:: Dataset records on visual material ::
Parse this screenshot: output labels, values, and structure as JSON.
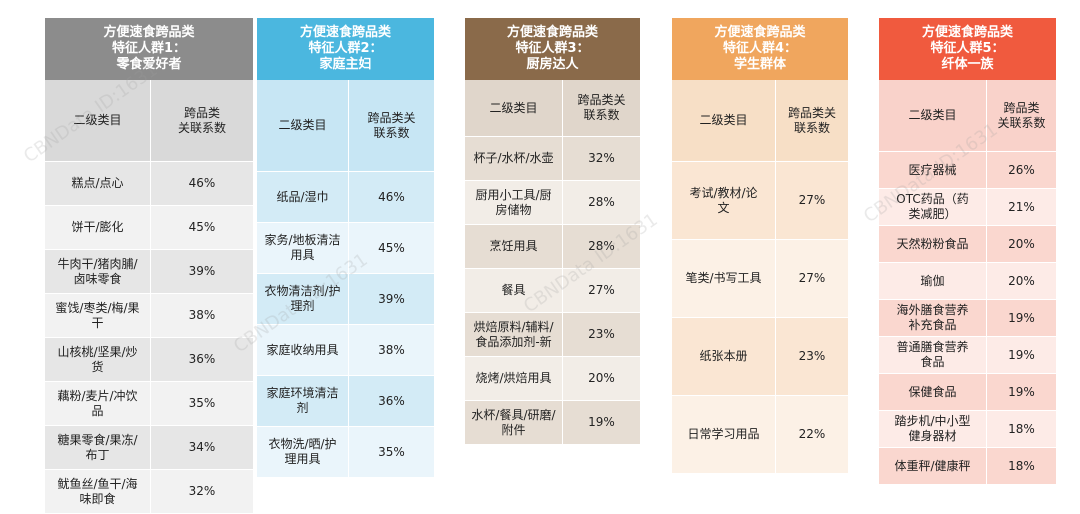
{
  "watermark": "CBNData ID:1631",
  "chart_data": [
    {
      "type": "table",
      "title_lines": [
        "方便速食跨品类",
        "特征人群1：",
        "零食爱好者"
      ],
      "header_color": "#8c8c8c",
      "head_bg": "#d9d9d9",
      "row_bg_a": "#e6e6e6",
      "row_bg_b": "#f2f2f2",
      "columns": [
        "二级类目",
        "跨品类\n关联系数"
      ],
      "rows": [
        [
          "糕点/点心",
          "46%"
        ],
        [
          "饼干/膨化",
          "45%"
        ],
        [
          "牛肉干/猪肉脯/\n卤味零食",
          "39%"
        ],
        [
          "蜜饯/枣类/梅/果\n干",
          "38%"
        ],
        [
          "山核桃/坚果/炒\n货",
          "36%"
        ],
        [
          "藕粉/麦片/冲饮\n品",
          "35%"
        ],
        [
          "糖果零食/果冻/\n布丁",
          "34%"
        ],
        [
          "鱿鱼丝/鱼干/海\n味即食",
          "32%"
        ]
      ],
      "values": [
        46,
        45,
        39,
        38,
        36,
        35,
        34,
        32
      ]
    },
    {
      "type": "table",
      "title_lines": [
        "方便速食跨品类",
        "特征人群2：",
        "家庭主妇"
      ],
      "header_color": "#4bb7df",
      "head_bg": "#c7e6f4",
      "row_bg_a": "#d3ebf6",
      "row_bg_b": "#eaf5fb",
      "columns": [
        "二级类目",
        "跨品类关\n联系数"
      ],
      "rows": [
        [
          "纸品/湿巾",
          "46%"
        ],
        [
          "家务/地板清洁\n用具",
          "45%"
        ],
        [
          "衣物清洁剂/护\n理剂",
          "39%"
        ],
        [
          "家庭收纳用具",
          "38%"
        ],
        [
          "家庭环境清洁\n剂",
          "36%"
        ],
        [
          "衣物洗/晒/护\n理用具",
          "35%"
        ]
      ],
      "values": [
        46,
        45,
        39,
        38,
        36,
        35
      ]
    },
    {
      "type": "table",
      "title_lines": [
        "方便速食跨品类",
        "特征人群3：",
        "厨房达人"
      ],
      "header_color": "#8a6a4a",
      "head_bg": "#e0d6cb",
      "row_bg_a": "#e6ddd3",
      "row_bg_b": "#f2ede7",
      "columns": [
        "二级类目",
        "跨品类关\n联系数"
      ],
      "rows": [
        [
          "杯子/水杯/水壶",
          "32%"
        ],
        [
          "厨用小工具/厨\n房储物",
          "28%"
        ],
        [
          "烹饪用具",
          "28%"
        ],
        [
          "餐具",
          "27%"
        ],
        [
          "烘焙原料/辅料/\n食品添加剂-新",
          "23%"
        ],
        [
          "烧烤/烘焙用具",
          "20%"
        ],
        [
          "水杯/餐具/研磨/\n附件",
          "19%"
        ]
      ],
      "values": [
        32,
        28,
        28,
        27,
        23,
        20,
        19
      ]
    },
    {
      "type": "table",
      "title_lines": [
        "方便速食跨品类",
        "特征人群4：",
        "学生群体"
      ],
      "header_color": "#f0a65e",
      "head_bg": "#f7dfc6",
      "row_bg_a": "#fae6d3",
      "row_bg_b": "#fcf1e6",
      "columns": [
        "二级类目",
        "跨品类关\n联系数"
      ],
      "rows": [
        [
          "考试/教材/论\n文",
          "27%"
        ],
        [
          "笔类/书写工具",
          "27%"
        ],
        [
          "纸张本册",
          "23%"
        ],
        [
          "日常学习用品",
          "22%"
        ]
      ],
      "values": [
        27,
        27,
        23,
        22
      ]
    },
    {
      "type": "table",
      "title_lines": [
        "方便速食跨品类",
        "特征人群5：",
        "纤体一族"
      ],
      "header_color": "#f05a3e",
      "head_bg": "#f9d2ca",
      "row_bg_a": "#fad7cf",
      "row_bg_b": "#fdebe7",
      "columns": [
        "二级类目",
        "跨品类\n关联系数"
      ],
      "rows": [
        [
          "医疗器械",
          "26%"
        ],
        [
          "OTC药品（药\n类减肥）",
          "21%"
        ],
        [
          "天然粉粉食品",
          "20%"
        ],
        [
          "瑜伽",
          "20%"
        ],
        [
          "海外膳食营养\n补充食品",
          "19%"
        ],
        [
          "普通膳食营养\n食品",
          "19%"
        ],
        [
          "保健食品",
          "19%"
        ],
        [
          "踏步机/中小型\n健身器材",
          "18%"
        ],
        [
          "体重秤/健康秤",
          "18%"
        ]
      ],
      "values": [
        26,
        21,
        20,
        20,
        19,
        19,
        19,
        18,
        18
      ]
    }
  ]
}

:: Aim of the exercise ::
Reproduce every record word for word. The copy must contain no pictures.

:: Response ::
Parse this screenshot: output labels, values, and structure as JSON.
{
  "watermark": "CBNData ID:1631",
  "chart_data": [
    {
      "type": "table",
      "title_lines": [
        "方便速食跨品类",
        "特征人群1：",
        "零食爱好者"
      ],
      "header_color": "#8c8c8c",
      "head_bg": "#d9d9d9",
      "row_bg_a": "#e6e6e6",
      "row_bg_b": "#f2f2f2",
      "columns": [
        "二级类目",
        "跨品类\n关联系数"
      ],
      "rows": [
        [
          "糕点/点心",
          "46%"
        ],
        [
          "饼干/膨化",
          "45%"
        ],
        [
          "牛肉干/猪肉脯/\n卤味零食",
          "39%"
        ],
        [
          "蜜饯/枣类/梅/果\n干",
          "38%"
        ],
        [
          "山核桃/坚果/炒\n货",
          "36%"
        ],
        [
          "藕粉/麦片/冲饮\n品",
          "35%"
        ],
        [
          "糖果零食/果冻/\n布丁",
          "34%"
        ],
        [
          "鱿鱼丝/鱼干/海\n味即食",
          "32%"
        ]
      ],
      "values": [
        46,
        45,
        39,
        38,
        36,
        35,
        34,
        32
      ]
    },
    {
      "type": "table",
      "title_lines": [
        "方便速食跨品类",
        "特征人群2：",
        "家庭主妇"
      ],
      "header_color": "#4bb7df",
      "head_bg": "#c7e6f4",
      "row_bg_a": "#d3ebf6",
      "row_bg_b": "#eaf5fb",
      "columns": [
        "二级类目",
        "跨品类关\n联系数"
      ],
      "rows": [
        [
          "纸品/湿巾",
          "46%"
        ],
        [
          "家务/地板清洁\n用具",
          "45%"
        ],
        [
          "衣物清洁剂/护\n理剂",
          "39%"
        ],
        [
          "家庭收纳用具",
          "38%"
        ],
        [
          "家庭环境清洁\n剂",
          "36%"
        ],
        [
          "衣物洗/晒/护\n理用具",
          "35%"
        ]
      ],
      "values": [
        46,
        45,
        39,
        38,
        36,
        35
      ]
    },
    {
      "type": "table",
      "title_lines": [
        "方便速食跨品类",
        "特征人群3：",
        "厨房达人"
      ],
      "header_color": "#8a6a4a",
      "head_bg": "#e0d6cb",
      "row_bg_a": "#e6ddd3",
      "row_bg_b": "#f2ede7",
      "columns": [
        "二级类目",
        "跨品类关\n联系数"
      ],
      "rows": [
        [
          "杯子/水杯/水壶",
          "32%"
        ],
        [
          "厨用小工具/厨\n房储物",
          "28%"
        ],
        [
          "烹饪用具",
          "28%"
        ],
        [
          "餐具",
          "27%"
        ],
        [
          "烘焙原料/辅料/\n食品添加剂-新",
          "23%"
        ],
        [
          "烧烤/烘焙用具",
          "20%"
        ],
        [
          "水杯/餐具/研磨/\n附件",
          "19%"
        ]
      ],
      "values": [
        32,
        28,
        28,
        27,
        23,
        20,
        19
      ]
    },
    {
      "type": "table",
      "title_lines": [
        "方便速食跨品类",
        "特征人群4：",
        "学生群体"
      ],
      "header_color": "#f0a65e",
      "head_bg": "#f7dfc6",
      "row_bg_a": "#fae6d3",
      "row_bg_b": "#fcf1e6",
      "columns": [
        "二级类目",
        "跨品类关\n联系数"
      ],
      "rows": [
        [
          "考试/教材/论\n文",
          "27%"
        ],
        [
          "笔类/书写工具",
          "27%"
        ],
        [
          "纸张本册",
          "23%"
        ],
        [
          "日常学习用品",
          "22%"
        ]
      ],
      "values": [
        27,
        27,
        23,
        22
      ]
    },
    {
      "type": "table",
      "title_lines": [
        "方便速食跨品类",
        "特征人群5：",
        "纤体一族"
      ],
      "header_color": "#f05a3e",
      "head_bg": "#f9d2ca",
      "row_bg_a": "#fad7cf",
      "row_bg_b": "#fdebe7",
      "columns": [
        "二级类目",
        "跨品类\n关联系数"
      ],
      "rows": [
        [
          "医疗器械",
          "26%"
        ],
        [
          "OTC药品（药\n类减肥）",
          "21%"
        ],
        [
          "天然粉粉食品",
          "20%"
        ],
        [
          "瑜伽",
          "20%"
        ],
        [
          "海外膳食营养\n补充食品",
          "19%"
        ],
        [
          "普通膳食营养\n食品",
          "19%"
        ],
        [
          "保健食品",
          "19%"
        ],
        [
          "踏步机/中小型\n健身器材",
          "18%"
        ],
        [
          "体重秤/健康秤",
          "18%"
        ]
      ],
      "values": [
        26,
        21,
        20,
        20,
        19,
        19,
        19,
        18,
        18
      ]
    }
  ]
}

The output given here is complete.